* [PASSAGE SHOWN]:
Note - download required resources and place in `pipelines/pine/pipelines/resources`:
* apache-opennlp-1.9.0
* stanford-corenlp-full-2018-02-27
* stanford-ner-2018-02-27

Alternatively, you can use the provided convenience script:
`./pipelines/download_resources.sh`

These are required to build docker images for active learning.

----------------------------------------------------------------------------------------------------

## Quickstart

There are two main ways to run PINE:
* The "dev stack", whichs runs all the services on the host system using development servers that
  automatically update when the code is changed.  The development environment takes some time to set
  up the various dependencies and is the appropriate choice if you are going to be changing code.
* The docker compose stack, which runs individual services in different Docker containers networked
  together.  This environment requires only Docker and docker-compose to be installed and is the
  appropriate choice if you are just going to be running PINE, especially in a production setting.
  There are further configurations of the docker compose stack depending on the setting.

All activity in the PINE web user interface requires the user to log in.  Additionally, the PINE
data has access controls on it such that each user must be given permission to view or annotate
individual collections.  The user management is handled by what PINE refers to as an "auth module."

* [INFORMATION SHOWN]:
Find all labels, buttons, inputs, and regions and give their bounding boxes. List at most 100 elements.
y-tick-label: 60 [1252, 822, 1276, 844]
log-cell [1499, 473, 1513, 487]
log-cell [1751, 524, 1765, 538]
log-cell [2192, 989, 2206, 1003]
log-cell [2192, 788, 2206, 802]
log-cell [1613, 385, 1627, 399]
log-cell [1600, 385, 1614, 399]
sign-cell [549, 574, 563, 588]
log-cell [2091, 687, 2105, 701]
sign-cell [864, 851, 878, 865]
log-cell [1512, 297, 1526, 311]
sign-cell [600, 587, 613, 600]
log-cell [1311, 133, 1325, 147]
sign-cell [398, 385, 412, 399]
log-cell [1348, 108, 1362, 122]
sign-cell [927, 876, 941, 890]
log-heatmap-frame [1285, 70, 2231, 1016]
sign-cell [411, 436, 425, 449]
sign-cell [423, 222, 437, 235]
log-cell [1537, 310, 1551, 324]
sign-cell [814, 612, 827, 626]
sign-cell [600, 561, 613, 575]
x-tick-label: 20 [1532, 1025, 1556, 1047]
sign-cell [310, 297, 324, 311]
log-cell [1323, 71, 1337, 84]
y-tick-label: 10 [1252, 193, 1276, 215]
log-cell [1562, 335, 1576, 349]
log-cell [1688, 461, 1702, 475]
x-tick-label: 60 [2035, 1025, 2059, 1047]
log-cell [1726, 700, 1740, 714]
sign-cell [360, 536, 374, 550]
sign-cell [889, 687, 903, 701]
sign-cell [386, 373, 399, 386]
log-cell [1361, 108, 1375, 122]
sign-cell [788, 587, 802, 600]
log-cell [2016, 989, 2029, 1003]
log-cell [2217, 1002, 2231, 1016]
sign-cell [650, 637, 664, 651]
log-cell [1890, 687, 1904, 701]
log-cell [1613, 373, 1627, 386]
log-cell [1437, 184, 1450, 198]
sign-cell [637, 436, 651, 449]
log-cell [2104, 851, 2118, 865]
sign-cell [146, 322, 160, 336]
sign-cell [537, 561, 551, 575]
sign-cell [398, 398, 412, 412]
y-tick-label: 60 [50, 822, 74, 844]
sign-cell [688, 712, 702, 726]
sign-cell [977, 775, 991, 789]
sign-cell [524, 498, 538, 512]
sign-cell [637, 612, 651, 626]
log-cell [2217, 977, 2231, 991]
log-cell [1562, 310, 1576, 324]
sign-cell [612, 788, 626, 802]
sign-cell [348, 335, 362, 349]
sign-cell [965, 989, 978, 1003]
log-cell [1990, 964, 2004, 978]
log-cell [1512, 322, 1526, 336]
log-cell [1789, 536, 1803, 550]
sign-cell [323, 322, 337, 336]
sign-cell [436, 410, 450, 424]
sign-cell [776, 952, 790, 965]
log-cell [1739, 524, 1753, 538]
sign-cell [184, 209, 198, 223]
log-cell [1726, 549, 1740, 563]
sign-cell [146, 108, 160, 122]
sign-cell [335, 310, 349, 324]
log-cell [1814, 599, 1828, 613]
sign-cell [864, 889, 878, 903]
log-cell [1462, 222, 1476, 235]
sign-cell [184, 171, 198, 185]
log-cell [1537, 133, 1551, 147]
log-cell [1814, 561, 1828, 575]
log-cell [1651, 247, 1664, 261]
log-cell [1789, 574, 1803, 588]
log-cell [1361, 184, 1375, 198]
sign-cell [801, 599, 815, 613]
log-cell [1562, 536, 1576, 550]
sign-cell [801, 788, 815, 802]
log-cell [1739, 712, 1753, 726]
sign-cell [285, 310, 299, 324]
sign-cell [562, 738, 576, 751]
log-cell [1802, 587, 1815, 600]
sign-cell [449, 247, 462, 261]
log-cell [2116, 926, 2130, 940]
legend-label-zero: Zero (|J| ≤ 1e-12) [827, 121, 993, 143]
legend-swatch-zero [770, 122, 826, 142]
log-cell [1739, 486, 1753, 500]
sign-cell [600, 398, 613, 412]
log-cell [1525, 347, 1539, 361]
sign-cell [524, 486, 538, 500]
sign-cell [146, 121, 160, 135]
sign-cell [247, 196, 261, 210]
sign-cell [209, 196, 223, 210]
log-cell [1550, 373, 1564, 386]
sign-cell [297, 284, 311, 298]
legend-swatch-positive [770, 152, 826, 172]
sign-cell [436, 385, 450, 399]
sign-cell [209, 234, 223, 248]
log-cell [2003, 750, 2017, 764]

* [JOBS]:
[a] Transcribe the PINE setup text starting with "## Quickstart" and going on through "be changing code.".
[b] Go on with the PINE setup text, picking up right after its last sentence.
The material has no connection to the PINE setup text.

* [EXPECTED ANSWERS]:
[a]
## Quickstart

There are two main ways to run PINE:
* The "dev stack", whichs runs all the services on the host system using development servers that
  automatically update when the code is changed.  The development environment takes some time to set
  up the various dependencies and is the appropriate choice if you are going to be changing code.

[b]
PINE currently supports two auth modules:
* The "eve" module defines users in PINE's database.  Admin users can create and manage users using
  the Admin Dashboard in the web interface, or users can be added to the database using
  command-line tools on the host.
* The "vegas" module integrates with the JHU user directory.  It requires an additional setup step
  as there is a secret associated with PINE that must be added to its configuration.  This is
  probably not the correct choice for external/standlone PINE instances.

The auth module configuration is independent of the environment chosen.  Both the dev stack and the
docker compose stack read configuration values from the `.env` file, which includes the
configuration of the auth module.

This repository also provides testing data that can be imported into PINE, which includes users and
sample collections.

### Getting started with the dev stack

See [Development Environment](#development-environment).

### Getting started with the docker compose stack

See [Docker Environments](#docker-environments).

### Getting started with the "eve" auth module

1. Set `AUTH_MODULE=eve` in the `.env` file.
2. Set the `BACKEND_SECRET_KEY` variable in the `.env` file.  If this is not done, the default
   testing value will be used which is NOT secure as it is checked in to this repo.
3. On first setup, the database will have no users in it.  To add users, either import the testing
   dataset, or use the scripts in `scripts/data` in the backend to manage users.  (See the
   *User management using "eve" auth module* sections in
   [Development Environment](#development-environment) and
   [Docker Environments](#docker-environments) below for exact commands.) Once an admin
   user has been added, users can also be added/managed by logging in as that user and using the
   Admin Dashboad.
4. Log in with the user credentials.

### Getting started with the "vegas" auth module

1. Set `AUTH_MODULE=vegas` and `VEGAS_CLIENT_SECRET` in the `.env` file.  `VEGAS_CLIENT_SECRET`
   must be obtained by contacting one of the PINE developers and being authorized to use it.
2. Set the `BACKEND_SECRET_KEY` variable in the `.env` file.  If this is not done, the default
   testing value will be used which is NOT secure as it is checked in to this repo.
3. VEGAS users are managed externally.
4. Log in with your JHED credentials.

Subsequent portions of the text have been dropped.